(Layout region records)
===
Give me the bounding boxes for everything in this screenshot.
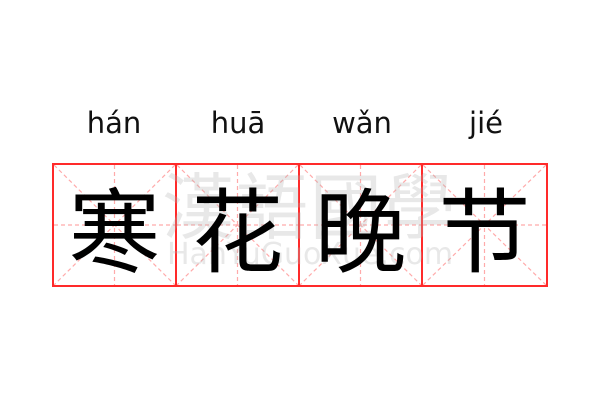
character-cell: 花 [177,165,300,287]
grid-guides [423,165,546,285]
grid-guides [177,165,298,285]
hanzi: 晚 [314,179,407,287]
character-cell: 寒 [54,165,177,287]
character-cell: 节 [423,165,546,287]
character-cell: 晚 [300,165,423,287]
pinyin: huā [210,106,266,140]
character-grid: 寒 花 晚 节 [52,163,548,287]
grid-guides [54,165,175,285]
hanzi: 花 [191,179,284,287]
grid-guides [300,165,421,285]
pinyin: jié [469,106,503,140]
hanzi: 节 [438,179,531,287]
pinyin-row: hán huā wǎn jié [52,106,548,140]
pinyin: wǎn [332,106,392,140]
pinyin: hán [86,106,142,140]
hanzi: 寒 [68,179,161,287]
===
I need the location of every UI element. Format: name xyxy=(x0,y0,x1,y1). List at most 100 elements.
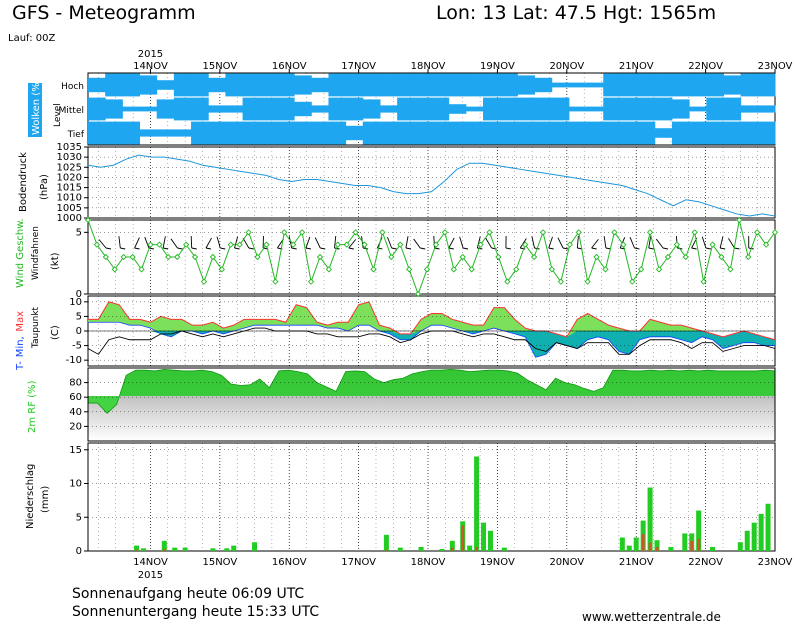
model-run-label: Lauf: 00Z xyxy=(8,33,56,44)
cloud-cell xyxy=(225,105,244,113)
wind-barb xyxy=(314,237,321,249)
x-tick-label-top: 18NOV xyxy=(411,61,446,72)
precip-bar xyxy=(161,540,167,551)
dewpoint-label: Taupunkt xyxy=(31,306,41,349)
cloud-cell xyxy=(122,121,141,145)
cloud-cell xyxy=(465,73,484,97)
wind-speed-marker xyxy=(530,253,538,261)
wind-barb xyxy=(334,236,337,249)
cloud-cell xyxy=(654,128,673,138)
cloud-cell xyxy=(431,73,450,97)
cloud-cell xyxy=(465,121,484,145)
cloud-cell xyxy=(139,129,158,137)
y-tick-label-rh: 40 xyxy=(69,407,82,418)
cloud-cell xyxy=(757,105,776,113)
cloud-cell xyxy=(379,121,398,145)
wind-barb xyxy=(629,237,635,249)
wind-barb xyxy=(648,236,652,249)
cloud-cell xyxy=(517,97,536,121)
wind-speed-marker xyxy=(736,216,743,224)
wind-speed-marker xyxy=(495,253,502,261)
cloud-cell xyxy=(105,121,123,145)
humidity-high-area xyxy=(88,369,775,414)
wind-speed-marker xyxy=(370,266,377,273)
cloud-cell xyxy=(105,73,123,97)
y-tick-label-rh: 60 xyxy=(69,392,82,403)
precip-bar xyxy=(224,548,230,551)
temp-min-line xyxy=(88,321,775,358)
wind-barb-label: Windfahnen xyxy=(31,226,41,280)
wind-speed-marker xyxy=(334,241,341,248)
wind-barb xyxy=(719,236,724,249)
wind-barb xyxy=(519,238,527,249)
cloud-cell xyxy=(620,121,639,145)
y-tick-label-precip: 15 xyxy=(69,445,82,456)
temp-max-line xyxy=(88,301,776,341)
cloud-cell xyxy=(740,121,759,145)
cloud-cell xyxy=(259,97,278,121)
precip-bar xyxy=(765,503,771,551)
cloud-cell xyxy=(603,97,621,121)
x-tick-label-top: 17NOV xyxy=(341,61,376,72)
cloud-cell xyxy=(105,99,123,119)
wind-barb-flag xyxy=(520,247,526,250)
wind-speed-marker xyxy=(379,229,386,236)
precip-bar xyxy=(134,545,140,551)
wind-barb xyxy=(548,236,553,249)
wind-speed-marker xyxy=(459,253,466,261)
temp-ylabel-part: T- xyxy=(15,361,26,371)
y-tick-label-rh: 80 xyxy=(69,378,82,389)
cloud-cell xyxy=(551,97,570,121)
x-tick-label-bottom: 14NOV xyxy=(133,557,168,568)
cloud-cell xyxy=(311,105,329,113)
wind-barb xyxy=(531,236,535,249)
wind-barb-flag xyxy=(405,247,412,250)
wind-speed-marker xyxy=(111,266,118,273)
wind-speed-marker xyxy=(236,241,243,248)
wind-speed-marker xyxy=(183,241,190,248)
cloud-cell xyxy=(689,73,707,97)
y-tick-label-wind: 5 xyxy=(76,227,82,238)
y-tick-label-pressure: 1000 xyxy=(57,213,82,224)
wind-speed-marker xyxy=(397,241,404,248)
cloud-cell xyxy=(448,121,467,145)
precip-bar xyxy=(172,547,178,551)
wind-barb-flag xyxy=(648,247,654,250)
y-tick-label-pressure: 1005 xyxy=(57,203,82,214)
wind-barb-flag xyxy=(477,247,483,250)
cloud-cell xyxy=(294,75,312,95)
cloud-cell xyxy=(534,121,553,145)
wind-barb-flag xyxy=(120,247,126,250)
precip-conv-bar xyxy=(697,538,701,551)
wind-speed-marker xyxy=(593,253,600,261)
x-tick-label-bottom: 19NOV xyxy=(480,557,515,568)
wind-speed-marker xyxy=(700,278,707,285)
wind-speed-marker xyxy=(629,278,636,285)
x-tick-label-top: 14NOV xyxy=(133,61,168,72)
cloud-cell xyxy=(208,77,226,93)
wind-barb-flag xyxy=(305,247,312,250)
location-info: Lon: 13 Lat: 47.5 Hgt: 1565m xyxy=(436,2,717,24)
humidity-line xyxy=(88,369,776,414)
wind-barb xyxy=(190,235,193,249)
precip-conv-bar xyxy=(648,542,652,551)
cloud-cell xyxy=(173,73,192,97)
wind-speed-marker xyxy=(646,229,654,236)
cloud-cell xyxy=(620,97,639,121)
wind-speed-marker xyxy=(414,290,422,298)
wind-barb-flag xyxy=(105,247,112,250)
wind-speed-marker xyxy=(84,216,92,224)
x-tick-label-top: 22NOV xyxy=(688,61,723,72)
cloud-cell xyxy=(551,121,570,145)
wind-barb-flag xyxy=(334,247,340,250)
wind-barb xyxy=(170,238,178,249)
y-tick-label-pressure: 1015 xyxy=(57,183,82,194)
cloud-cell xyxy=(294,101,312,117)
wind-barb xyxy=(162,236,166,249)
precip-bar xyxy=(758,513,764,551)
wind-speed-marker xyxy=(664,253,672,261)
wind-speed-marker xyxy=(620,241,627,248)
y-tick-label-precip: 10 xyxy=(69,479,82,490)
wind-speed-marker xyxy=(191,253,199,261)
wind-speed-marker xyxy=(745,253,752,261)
===
Work instructions →
Quote the lines exactly, starting at the line that contains "character-cell: 花 [177,165,300,287]" and continuing through the line that contains "hanzi: 寒 [68,179,161,287]", with both of those lines included.

Output of the task →
character-cell: 花 [177,165,300,287]
grid-guides [423,165,546,285]
grid-guides [177,165,298,285]
hanzi: 晚 [314,179,407,287]
character-cell: 寒 [54,165,177,287]
character-cell: 节 [423,165,546,287]
character-cell: 晚 [300,165,423,287]
pinyin: huā [210,106,266,140]
character-grid: 寒 花 晚 节 [52,163,548,287]
grid-guides [54,165,175,285]
hanzi: 花 [191,179,284,287]
grid-guides [300,165,421,285]
pinyin: jié [469,106,503,140]
hanzi: 节 [438,179,531,287]
pinyin-row: hán huā wǎn jié [52,106,548,140]
pinyin: wǎn [332,106,392,140]
pinyin: hán [86,106,142,140]
hanzi: 寒 [68,179,161,287]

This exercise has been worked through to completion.